GIVEN EXERCISE → Return the material word for word. Do not include pictures.

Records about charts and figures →

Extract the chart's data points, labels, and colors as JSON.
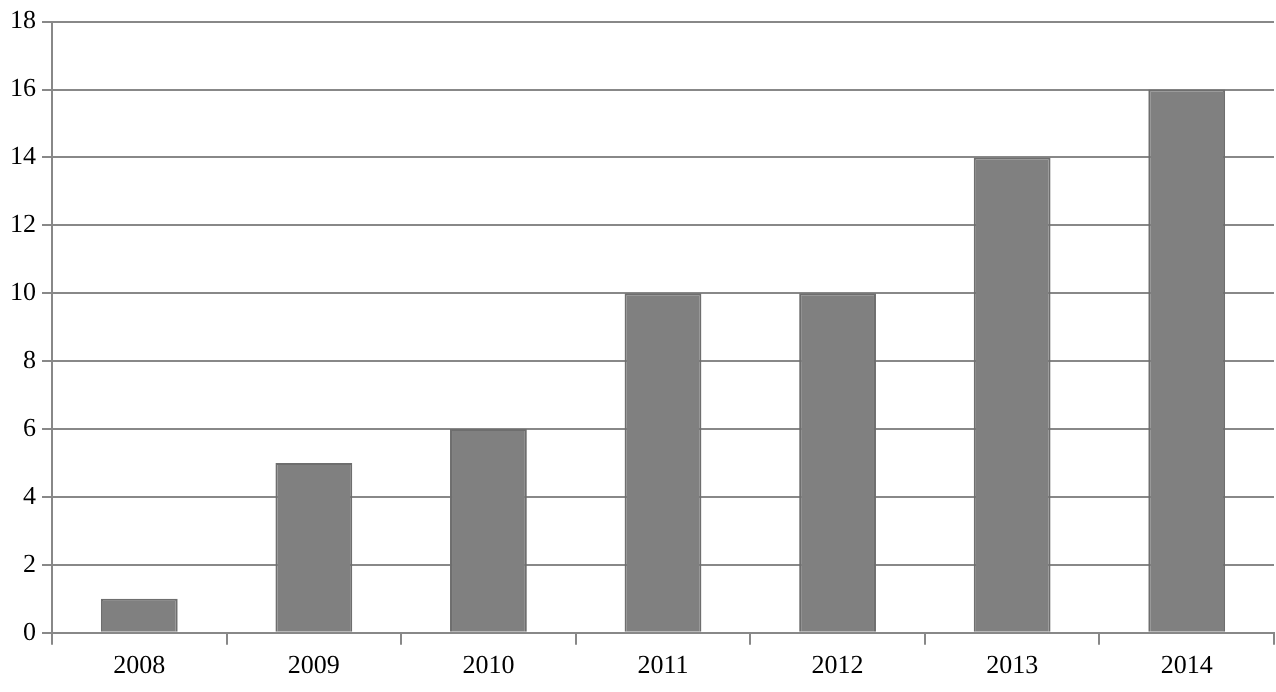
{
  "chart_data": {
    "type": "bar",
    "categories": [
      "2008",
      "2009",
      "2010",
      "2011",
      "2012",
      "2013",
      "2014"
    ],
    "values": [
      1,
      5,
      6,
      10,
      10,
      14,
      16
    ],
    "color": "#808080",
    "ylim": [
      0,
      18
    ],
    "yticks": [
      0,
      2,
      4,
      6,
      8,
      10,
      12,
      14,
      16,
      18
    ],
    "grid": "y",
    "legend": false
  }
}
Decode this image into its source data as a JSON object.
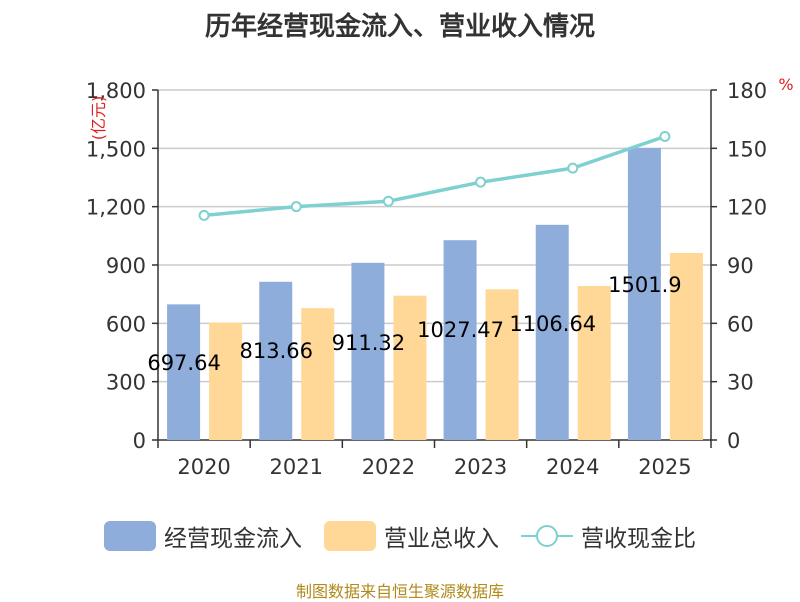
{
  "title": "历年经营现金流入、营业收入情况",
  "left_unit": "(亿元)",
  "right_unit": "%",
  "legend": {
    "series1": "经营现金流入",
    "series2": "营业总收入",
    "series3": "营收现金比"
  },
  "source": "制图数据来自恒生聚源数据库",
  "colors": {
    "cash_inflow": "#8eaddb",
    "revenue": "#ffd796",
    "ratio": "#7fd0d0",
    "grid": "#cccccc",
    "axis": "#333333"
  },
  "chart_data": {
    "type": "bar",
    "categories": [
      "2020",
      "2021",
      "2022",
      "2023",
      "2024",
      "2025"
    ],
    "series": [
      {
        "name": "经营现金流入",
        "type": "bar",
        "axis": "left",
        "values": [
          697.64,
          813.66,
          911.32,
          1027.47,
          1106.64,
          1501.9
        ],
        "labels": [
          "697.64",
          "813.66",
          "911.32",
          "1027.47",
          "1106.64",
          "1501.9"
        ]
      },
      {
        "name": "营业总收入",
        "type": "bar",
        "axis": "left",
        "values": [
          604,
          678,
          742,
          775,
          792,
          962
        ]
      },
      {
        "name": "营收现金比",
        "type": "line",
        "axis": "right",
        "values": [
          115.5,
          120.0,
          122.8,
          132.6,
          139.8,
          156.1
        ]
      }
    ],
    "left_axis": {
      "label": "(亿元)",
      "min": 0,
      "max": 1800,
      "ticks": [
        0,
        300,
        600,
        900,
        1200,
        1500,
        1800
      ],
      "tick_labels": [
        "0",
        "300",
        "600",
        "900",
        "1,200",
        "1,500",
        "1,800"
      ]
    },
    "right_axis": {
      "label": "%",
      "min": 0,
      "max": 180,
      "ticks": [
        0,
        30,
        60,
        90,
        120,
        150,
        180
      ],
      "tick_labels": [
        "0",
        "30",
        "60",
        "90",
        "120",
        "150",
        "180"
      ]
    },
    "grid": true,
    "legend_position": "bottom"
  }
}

RESULT OF THE EXERCISE →
Extract the chart's data points, labels, and colors as JSON.
{
  "chart_data": {
    "type": "bar",
    "categories": [
      "2008",
      "2009",
      "2010",
      "2011",
      "2012",
      "2013",
      "2014"
    ],
    "values": [
      1,
      5,
      6,
      10,
      10,
      14,
      16
    ],
    "color": "#808080",
    "ylim": [
      0,
      18
    ],
    "yticks": [
      0,
      2,
      4,
      6,
      8,
      10,
      12,
      14,
      16,
      18
    ],
    "grid": "y",
    "legend": false
  }
}
Decode this image into its source data as a JSON object.
{
  "title": "历年经营现金流入、营业收入情况",
  "left_unit": "(亿元)",
  "right_unit": "%",
  "legend": {
    "series1": "经营现金流入",
    "series2": "营业总收入",
    "series3": "营收现金比"
  },
  "source": "制图数据来自恒生聚源数据库",
  "colors": {
    "cash_inflow": "#8eaddb",
    "revenue": "#ffd796",
    "ratio": "#7fd0d0",
    "grid": "#cccccc",
    "axis": "#333333"
  },
  "chart_data": {
    "type": "bar",
    "categories": [
      "2020",
      "2021",
      "2022",
      "2023",
      "2024",
      "2025"
    ],
    "series": [
      {
        "name": "经营现金流入",
        "type": "bar",
        "axis": "left",
        "values": [
          697.64,
          813.66,
          911.32,
          1027.47,
          1106.64,
          1501.9
        ],
        "labels": [
          "697.64",
          "813.66",
          "911.32",
          "1027.47",
          "1106.64",
          "1501.9"
        ]
      },
      {
        "name": "营业总收入",
        "type": "bar",
        "axis": "left",
        "values": [
          604,
          678,
          742,
          775,
          792,
          962
        ]
      },
      {
        "name": "营收现金比",
        "type": "line",
        "axis": "right",
        "values": [
          115.5,
          120.0,
          122.8,
          132.6,
          139.8,
          156.1
        ]
      }
    ],
    "left_axis": {
      "label": "(亿元)",
      "min": 0,
      "max": 1800,
      "ticks": [
        0,
        300,
        600,
        900,
        1200,
        1500,
        1800
      ],
      "tick_labels": [
        "0",
        "300",
        "600",
        "900",
        "1,200",
        "1,500",
        "1,800"
      ]
    },
    "right_axis": {
      "label": "%",
      "min": 0,
      "max": 180,
      "ticks": [
        0,
        30,
        60,
        90,
        120,
        150,
        180
      ],
      "tick_labels": [
        "0",
        "30",
        "60",
        "90",
        "120",
        "150",
        "180"
      ]
    },
    "grid": true,
    "legend_position": "bottom"
  }
}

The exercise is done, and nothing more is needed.